== Material supplied ==
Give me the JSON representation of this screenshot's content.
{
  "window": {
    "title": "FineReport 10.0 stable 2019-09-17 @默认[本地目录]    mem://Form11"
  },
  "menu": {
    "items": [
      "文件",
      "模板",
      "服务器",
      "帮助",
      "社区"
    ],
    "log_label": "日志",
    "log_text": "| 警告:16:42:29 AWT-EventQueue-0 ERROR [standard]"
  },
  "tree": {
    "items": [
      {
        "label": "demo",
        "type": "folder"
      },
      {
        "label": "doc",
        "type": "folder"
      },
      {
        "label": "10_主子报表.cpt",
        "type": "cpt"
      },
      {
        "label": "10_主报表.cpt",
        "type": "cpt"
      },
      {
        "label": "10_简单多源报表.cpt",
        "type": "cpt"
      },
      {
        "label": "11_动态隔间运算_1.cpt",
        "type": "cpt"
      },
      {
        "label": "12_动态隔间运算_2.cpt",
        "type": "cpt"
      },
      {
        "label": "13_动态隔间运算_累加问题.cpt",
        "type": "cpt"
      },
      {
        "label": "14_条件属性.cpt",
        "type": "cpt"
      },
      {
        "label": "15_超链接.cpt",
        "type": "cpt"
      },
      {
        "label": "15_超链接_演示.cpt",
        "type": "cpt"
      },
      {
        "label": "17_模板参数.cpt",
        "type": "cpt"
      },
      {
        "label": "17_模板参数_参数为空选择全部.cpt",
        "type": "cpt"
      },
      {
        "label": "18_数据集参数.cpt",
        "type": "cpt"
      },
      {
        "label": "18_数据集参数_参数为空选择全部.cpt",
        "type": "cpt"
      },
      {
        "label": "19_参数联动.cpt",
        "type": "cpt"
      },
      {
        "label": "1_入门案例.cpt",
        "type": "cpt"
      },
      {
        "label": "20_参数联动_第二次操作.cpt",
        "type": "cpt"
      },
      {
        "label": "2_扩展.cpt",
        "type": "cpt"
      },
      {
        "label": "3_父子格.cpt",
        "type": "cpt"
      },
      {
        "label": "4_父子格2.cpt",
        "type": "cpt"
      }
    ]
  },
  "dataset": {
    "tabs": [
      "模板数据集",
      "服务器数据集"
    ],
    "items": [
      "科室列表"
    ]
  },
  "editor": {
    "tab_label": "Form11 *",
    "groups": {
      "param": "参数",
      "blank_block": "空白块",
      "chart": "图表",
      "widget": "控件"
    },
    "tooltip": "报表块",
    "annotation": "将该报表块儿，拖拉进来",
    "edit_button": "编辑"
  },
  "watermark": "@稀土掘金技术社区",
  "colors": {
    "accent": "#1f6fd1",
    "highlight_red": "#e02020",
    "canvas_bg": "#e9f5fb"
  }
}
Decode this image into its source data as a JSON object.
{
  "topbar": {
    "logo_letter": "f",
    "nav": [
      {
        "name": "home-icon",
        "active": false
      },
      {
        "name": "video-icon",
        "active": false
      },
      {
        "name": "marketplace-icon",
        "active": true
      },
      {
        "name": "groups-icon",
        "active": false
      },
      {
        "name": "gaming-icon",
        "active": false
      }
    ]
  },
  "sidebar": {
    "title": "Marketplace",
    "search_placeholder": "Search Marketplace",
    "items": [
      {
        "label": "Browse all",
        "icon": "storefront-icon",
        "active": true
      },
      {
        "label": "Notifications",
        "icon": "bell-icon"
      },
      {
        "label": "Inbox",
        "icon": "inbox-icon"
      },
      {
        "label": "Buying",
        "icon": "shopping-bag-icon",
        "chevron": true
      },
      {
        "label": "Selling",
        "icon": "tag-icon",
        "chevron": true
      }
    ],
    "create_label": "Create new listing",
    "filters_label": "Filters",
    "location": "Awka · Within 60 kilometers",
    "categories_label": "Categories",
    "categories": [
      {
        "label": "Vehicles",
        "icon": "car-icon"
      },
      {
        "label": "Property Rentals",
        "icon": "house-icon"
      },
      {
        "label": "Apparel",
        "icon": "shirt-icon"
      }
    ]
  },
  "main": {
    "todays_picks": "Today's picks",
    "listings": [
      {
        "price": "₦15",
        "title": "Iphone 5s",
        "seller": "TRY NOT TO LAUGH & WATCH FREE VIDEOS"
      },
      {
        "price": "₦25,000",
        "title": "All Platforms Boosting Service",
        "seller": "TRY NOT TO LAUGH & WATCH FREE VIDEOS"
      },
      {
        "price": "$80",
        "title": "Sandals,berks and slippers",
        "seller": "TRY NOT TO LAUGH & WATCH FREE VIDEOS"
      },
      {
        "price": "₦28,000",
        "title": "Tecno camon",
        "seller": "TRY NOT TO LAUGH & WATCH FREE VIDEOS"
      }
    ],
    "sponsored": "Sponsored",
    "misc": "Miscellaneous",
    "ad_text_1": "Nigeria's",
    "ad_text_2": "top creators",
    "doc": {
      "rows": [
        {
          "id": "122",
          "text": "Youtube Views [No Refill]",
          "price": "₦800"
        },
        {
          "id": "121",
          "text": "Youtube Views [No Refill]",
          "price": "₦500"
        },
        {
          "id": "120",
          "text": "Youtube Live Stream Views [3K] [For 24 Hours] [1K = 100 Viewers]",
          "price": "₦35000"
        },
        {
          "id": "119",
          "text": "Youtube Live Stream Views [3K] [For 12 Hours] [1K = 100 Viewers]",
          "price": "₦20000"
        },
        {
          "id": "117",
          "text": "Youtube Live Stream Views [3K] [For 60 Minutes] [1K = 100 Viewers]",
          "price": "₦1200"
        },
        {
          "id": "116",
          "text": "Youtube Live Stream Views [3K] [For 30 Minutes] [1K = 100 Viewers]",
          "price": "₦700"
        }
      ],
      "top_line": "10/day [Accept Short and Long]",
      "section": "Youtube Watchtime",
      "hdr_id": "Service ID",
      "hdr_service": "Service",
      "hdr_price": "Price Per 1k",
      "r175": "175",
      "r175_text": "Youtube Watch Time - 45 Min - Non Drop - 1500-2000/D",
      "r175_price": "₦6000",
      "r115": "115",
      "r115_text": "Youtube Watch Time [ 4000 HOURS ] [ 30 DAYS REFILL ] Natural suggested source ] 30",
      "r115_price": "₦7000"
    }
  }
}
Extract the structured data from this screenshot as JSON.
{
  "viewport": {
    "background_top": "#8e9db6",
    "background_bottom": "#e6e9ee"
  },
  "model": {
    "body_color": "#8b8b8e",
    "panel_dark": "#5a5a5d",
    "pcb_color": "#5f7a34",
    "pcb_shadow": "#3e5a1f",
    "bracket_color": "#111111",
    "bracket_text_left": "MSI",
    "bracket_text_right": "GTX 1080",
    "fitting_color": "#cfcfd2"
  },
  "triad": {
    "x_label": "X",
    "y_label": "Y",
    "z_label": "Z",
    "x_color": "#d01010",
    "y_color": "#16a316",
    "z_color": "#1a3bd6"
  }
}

== To be done ==
Pick out the lines containing the word "this" and show them.

== Output of the task ==
Give me the JSON representation of this screenshot's content.
Decode this image into its source data as a JSON object.
Extract the structured data from this screenshot as JSON.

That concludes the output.